══ Data extract

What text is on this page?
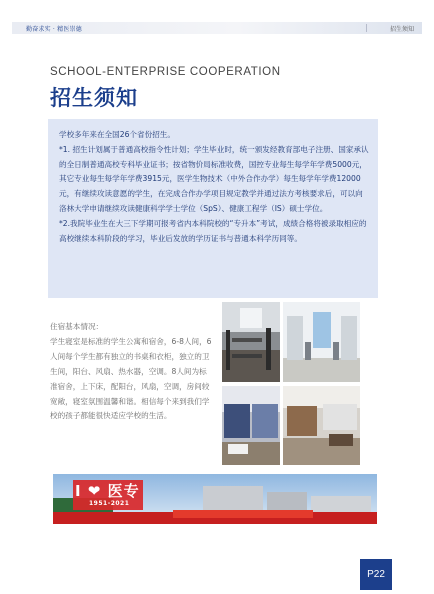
勤奋求实 · 精医崇德	招生须知
SCHOOL-ENTERPRISE COOPERATION
招生须知

学校多年来在全国26个省份招生。

*1. 招生计划属于普通高校指令性计划；学生毕业时，统一颁发经教育部电子注册、国家承认的全日制普通高校专科毕业证书；按省物价局标准收费，国控专业每生每学年学费5000元，其它专业每生每学年学费3915元，医学生物技术（中外合作办学）每生每学年学费12000元，有继续攻读意愿的学生，在完成合作办学项目规定教学并通过法方考核要求后，可以向洛林大学申请继续攻读健康科学学士学位（SpS）、健康工程学（IS）硕士学位。

*2.我院毕业生在大三下学期可报考省内本科院校的“专升本”考试，成绩合格将被录取相应的高校继续本科阶段的学习，毕业后发放的学历证书与普通本科学历同等。

住宿基本情况：

学生寝室是标准的学生公寓和宿舍，6-8人间，6人间每个学生都有独立的书桌和衣柜，独立的卫生间，阳台、风扇、热水器，空调。8人间为标准宿舍，上下床，配阳台，风扇，空调，房间较宽敞，寝室氛围温馨和谐。相信每个来到我们学校的孩子都能很快适应学校的生活。

I ❤ 医专
1951-2021
P22
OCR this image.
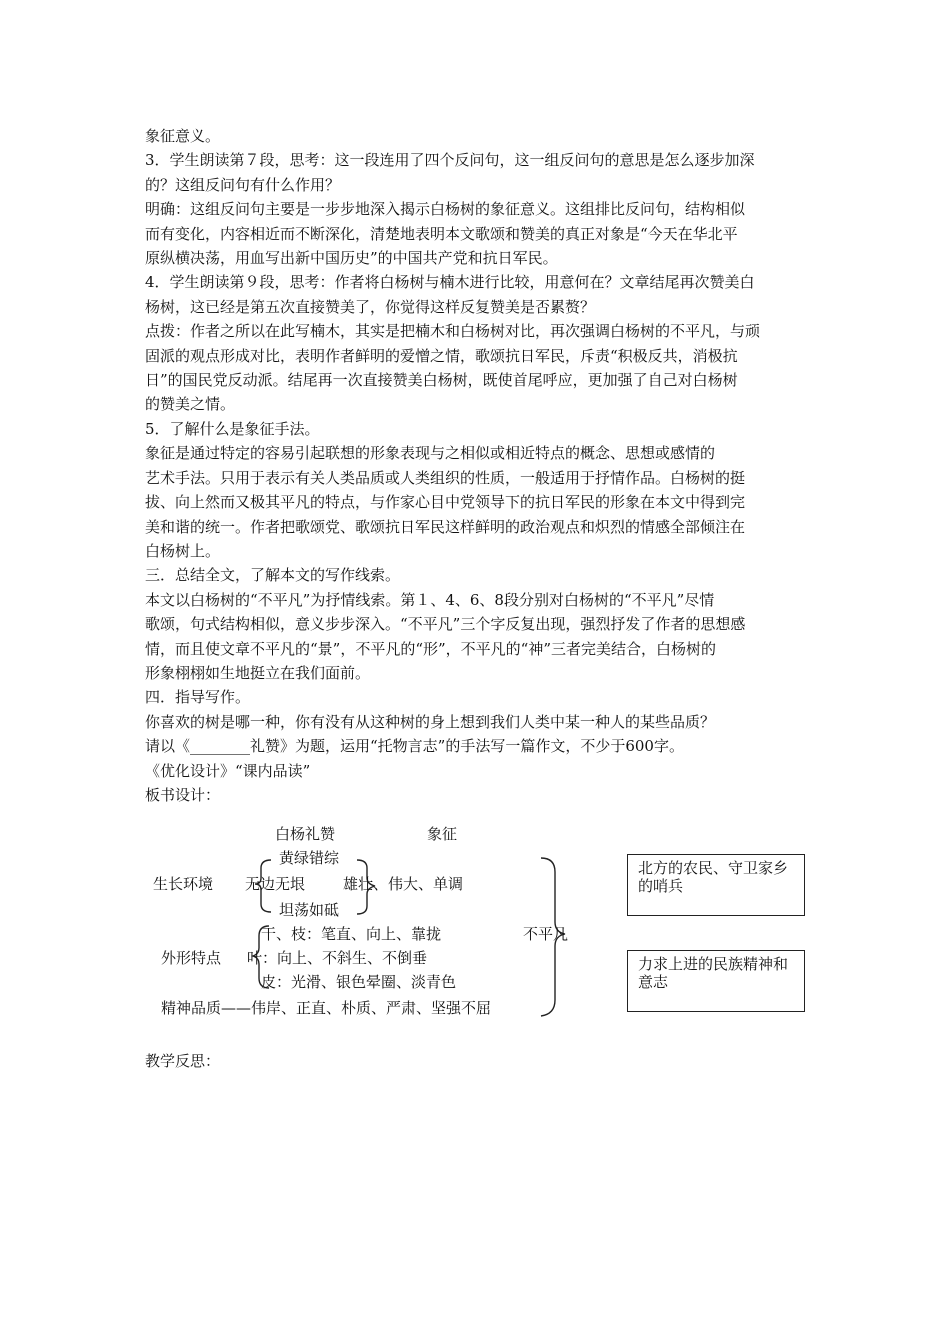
象征意义。

3．学生朗读第７段，思考：这一段连用了四个反问句，这一组反问句的意思是怎么逐步加深

的？这组反问句有什么作用？

明确：这组反问句主要是一步步地深入揭示白杨树的象征意义。这组排比反问句，结构相似

而有变化，内容相近而不断深化，清楚地表明本文歌颂和赞美的真正对象是“今天在华北平

原纵横决荡，用血写出新中国历史”的中国共产党和抗日军民。

4．学生朗读第９段，思考：作者将白杨树与楠木进行比较，用意何在？文章结尾再次赞美白

杨树，这已经是第五次直接赞美了，你觉得这样反复赞美是否累赘？

点拨：作者之所以在此写楠木，其实是把楠木和白杨树对比，再次强调白杨树的不平凡，与顽

固派的观点形成对比，表明作者鲜明的爱憎之情，歌颂抗日军民，斥责“积极反共，消极抗

日”的国民党反动派。结尾再一次直接赞美白杨树，既使首尾呼应，更加强了自己对白杨树

的赞美之情。

5．了解什么是象征手法。

象征是通过特定的容易引起联想的形象表现与之相似或相近特点的概念、思想或感情的

艺术手法。只用于表示有关人类品质或人类组织的性质，一般适用于抒情作品。白杨树的挺

拔、向上然而又极其平凡的特点，与作家心目中党领导下的抗日军民的形象在本文中得到完

美和谐的统一。作者把歌颂党、歌颂抗日军民这样鲜明的政治观点和炽烈的情感全部倾注在

白杨树上。

三．总结全文，了解本文的写作线索。

本文以白杨树的“不平凡”为抒情线索。第１、4、6、8段分别对白杨树的“不平凡”尽情

歌颂，句式结构相似，意义步步深入。“不平凡”三个字反复出现，强烈抒发了作者的思想感

情，而且使文章不平凡的“景”，不平凡的“形”，不平凡的“神”三者完美结合，白杨树的

形象栩栩如生地挺立在我们面前。

四．指导写作。

你喜欢的树是哪一种，你有没有从这种树的身上想到我们人类中某一种人的某些品质？

请以《________礼赞》为题，运用“托物言志”的手法写一篇作文，不少于600字。

《优化设计》“课内品读”

板书设计：

白杨礼赞	象征
黄绿错综
生长环境 无边无垠	雄壮、伟大、单调
坦荡如砥
干、枝：笔直、向上、靠拢	不平凡
外形特点 叶：向上、不斜生、不倒垂
皮：光滑、银色晕圈、淡青色
精神品质——伟岸、正直、朴质、严肃、坚强不屈
北方的农民、守卫家乡的哨兵
力求上进的民族精神和意志
教学反思：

════

Reproduce the listing word for word and omit its pictures.

What text is on this page?
勤奋求实 · 精医崇德	招生须知
SCHOOL-ENTERPRISE COOPERATION
招生须知

学校多年来在全国26个省份招生。

*1. 招生计划属于普通高校指令性计划；学生毕业时，统一颁发经教育部电子注册、国家承认的全日制普通高校专科毕业证书；按省物价局标准收费，国控专业每生每学年学费5000元，其它专业每生每学年学费3915元，医学生物技术（中外合作办学）每生每学年学费12000元，有继续攻读意愿的学生，在完成合作办学项目规定教学并通过法方考核要求后，可以向洛林大学申请继续攻读健康科学学士学位（SpS）、健康工程学（IS）硕士学位。

*2.我院毕业生在大三下学期可报考省内本科院校的“专升本”考试，成绩合格将被录取相应的高校继续本科阶段的学习，毕业后发放的学历证书与普通本科学历同等。

住宿基本情况：

学生寝室是标准的学生公寓和宿舍，6-8人间，6人间每个学生都有独立的书桌和衣柜，独立的卫生间，阳台、风扇、热水器，空调。8人间为标准宿舍，上下床，配阳台，风扇，空调，房间较宽敞，寝室氛围温馨和谐。相信每个来到我们学校的孩子都能很快适应学校的生活。

I ❤ 医专
1951-2021
P22
OCR this image.
象征意义。

3．学生朗读第７段，思考：这一段连用了四个反问句，这一组反问句的意思是怎么逐步加深

的？这组反问句有什么作用？

明确：这组反问句主要是一步步地深入揭示白杨树的象征意义。这组排比反问句，结构相似

而有变化，内容相近而不断深化，清楚地表明本文歌颂和赞美的真正对象是“今天在华北平

原纵横决荡，用血写出新中国历史”的中国共产党和抗日军民。

4．学生朗读第９段，思考：作者将白杨树与楠木进行比较，用意何在？文章结尾再次赞美白

杨树，这已经是第五次直接赞美了，你觉得这样反复赞美是否累赘？

点拨：作者之所以在此写楠木，其实是把楠木和白杨树对比，再次强调白杨树的不平凡，与顽

固派的观点形成对比，表明作者鲜明的爱憎之情，歌颂抗日军民，斥责“积极反共，消极抗

日”的国民党反动派。结尾再一次直接赞美白杨树，既使首尾呼应，更加强了自己对白杨树

的赞美之情。

5．了解什么是象征手法。

象征是通过特定的容易引起联想的形象表现与之相似或相近特点的概念、思想或感情的

艺术手法。只用于表示有关人类品质或人类组织的性质，一般适用于抒情作品。白杨树的挺

拔、向上然而又极其平凡的特点，与作家心目中党领导下的抗日军民的形象在本文中得到完

美和谐的统一。作者把歌颂党、歌颂抗日军民这样鲜明的政治观点和炽烈的情感全部倾注在

白杨树上。

三．总结全文，了解本文的写作线索。

本文以白杨树的“不平凡”为抒情线索。第１、4、6、8段分别对白杨树的“不平凡”尽情

歌颂，句式结构相似，意义步步深入。“不平凡”三个字反复出现，强烈抒发了作者的思想感

情，而且使文章不平凡的“景”，不平凡的“形”，不平凡的“神”三者完美结合，白杨树的

形象栩栩如生地挺立在我们面前。

四．指导写作。

你喜欢的树是哪一种，你有没有从这种树的身上想到我们人类中某一种人的某些品质？

请以《________礼赞》为题，运用“托物言志”的手法写一篇作文，不少于600字。

《优化设计》“课内品读”

板书设计：

白杨礼赞	象征
黄绿错综
生长环境 无边无垠	雄壮、伟大、单调
坦荡如砥
干、枝：笔直、向上、靠拢	不平凡
外形特点 叶：向上、不斜生、不倒垂
皮：光滑、银色晕圈、淡青色
精神品质——伟岸、正直、朴质、严肃、坚强不屈
北方的农民、守卫家乡的哨兵
力求上进的民族精神和意志
教学反思：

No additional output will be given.